▸ INPUT DATA:
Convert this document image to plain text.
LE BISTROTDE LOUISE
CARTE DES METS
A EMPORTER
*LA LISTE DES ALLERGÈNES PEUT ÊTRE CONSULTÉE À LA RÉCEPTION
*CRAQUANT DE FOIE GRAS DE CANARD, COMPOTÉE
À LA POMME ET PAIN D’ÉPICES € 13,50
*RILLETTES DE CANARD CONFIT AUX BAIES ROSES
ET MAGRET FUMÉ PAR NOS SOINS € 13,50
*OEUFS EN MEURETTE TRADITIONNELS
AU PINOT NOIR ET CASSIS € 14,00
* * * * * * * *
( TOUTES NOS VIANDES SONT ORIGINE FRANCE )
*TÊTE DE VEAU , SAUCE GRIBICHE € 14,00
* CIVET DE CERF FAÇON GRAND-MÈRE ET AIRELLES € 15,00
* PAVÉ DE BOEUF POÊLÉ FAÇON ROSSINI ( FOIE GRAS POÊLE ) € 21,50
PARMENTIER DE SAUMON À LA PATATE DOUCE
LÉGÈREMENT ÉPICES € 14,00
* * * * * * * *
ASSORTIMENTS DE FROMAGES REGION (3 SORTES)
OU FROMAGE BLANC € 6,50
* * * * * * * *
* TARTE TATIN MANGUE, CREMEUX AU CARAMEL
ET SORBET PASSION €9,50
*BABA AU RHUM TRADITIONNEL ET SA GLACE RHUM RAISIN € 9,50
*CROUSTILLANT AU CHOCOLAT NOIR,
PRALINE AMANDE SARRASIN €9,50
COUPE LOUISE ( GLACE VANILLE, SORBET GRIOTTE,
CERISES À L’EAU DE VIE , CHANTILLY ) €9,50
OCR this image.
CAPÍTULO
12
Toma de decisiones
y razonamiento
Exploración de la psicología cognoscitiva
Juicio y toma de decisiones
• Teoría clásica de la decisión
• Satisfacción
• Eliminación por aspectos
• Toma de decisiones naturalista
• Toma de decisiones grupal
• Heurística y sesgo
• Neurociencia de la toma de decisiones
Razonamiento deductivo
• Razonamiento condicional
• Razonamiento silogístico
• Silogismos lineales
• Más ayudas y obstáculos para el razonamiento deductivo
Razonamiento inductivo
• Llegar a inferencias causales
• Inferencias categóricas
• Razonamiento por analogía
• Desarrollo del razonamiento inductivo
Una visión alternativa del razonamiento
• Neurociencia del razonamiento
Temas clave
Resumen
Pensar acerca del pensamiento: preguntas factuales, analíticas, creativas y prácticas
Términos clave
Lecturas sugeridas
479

▸ REQUIREMENTS:
Transcribe all of the material exactly. Omit nothing.

▸ FULL SOLUTION:
Convert this document image to plain text.
LE BISTROTDE LOUISE
CARTE DES METS
A EMPORTER
*LA LISTE DES ALLERGÈNES PEUT ÊTRE CONSULTÉE À LA RÉCEPTION
*CRAQUANT DE FOIE GRAS DE CANARD, COMPOTÉE
À LA POMME ET PAIN D’ÉPICES € 13,50
*RILLETTES DE CANARD CONFIT AUX BAIES ROSES
ET MAGRET FUMÉ PAR NOS SOINS € 13,50
*OEUFS EN MEURETTE TRADITIONNELS
AU PINOT NOIR ET CASSIS € 14,00
* * * * * * * *
( TOUTES NOS VIANDES SONT ORIGINE FRANCE )
*TÊTE DE VEAU , SAUCE GRIBICHE € 14,00
* CIVET DE CERF FAÇON GRAND-MÈRE ET AIRELLES € 15,00
* PAVÉ DE BOEUF POÊLÉ FAÇON ROSSINI ( FOIE GRAS POÊLE ) € 21,50
PARMENTIER DE SAUMON À LA PATATE DOUCE
LÉGÈREMENT ÉPICES € 14,00
* * * * * * * *
ASSORTIMENTS DE FROMAGES REGION (3 SORTES)
OU FROMAGE BLANC € 6,50
* * * * * * * *
* TARTE TATIN MANGUE, CREMEUX AU CARAMEL
ET SORBET PASSION €9,50
*BABA AU RHUM TRADITIONNEL ET SA GLACE RHUM RAISIN € 9,50
*CROUSTILLANT AU CHOCOLAT NOIR,
PRALINE AMANDE SARRASIN €9,50
COUPE LOUISE ( GLACE VANILLE, SORBET GRIOTTE,
CERISES À L’EAU DE VIE , CHANTILLY ) €9,50
OCR this image.
CAPÍTULO
12
Toma de decisiones
y razonamiento
Exploración de la psicología cognoscitiva
Juicio y toma de decisiones
• Teoría clásica de la decisión
• Satisfacción
• Eliminación por aspectos
• Toma de decisiones naturalista
• Toma de decisiones grupal
• Heurística y sesgo
• Neurociencia de la toma de decisiones
Razonamiento deductivo
• Razonamiento condicional
• Razonamiento silogístico
• Silogismos lineales
• Más ayudas y obstáculos para el razonamiento deductivo
Razonamiento inductivo
• Llegar a inferencias causales
• Inferencias categóricas
• Razonamiento por analogía
• Desarrollo del razonamiento inductivo
Una visión alternativa del razonamiento
• Neurociencia del razonamiento
Temas clave
Resumen
Pensar acerca del pensamiento: preguntas factuales, analíticas, creativas y prácticas
Términos clave
Lecturas sugeridas
479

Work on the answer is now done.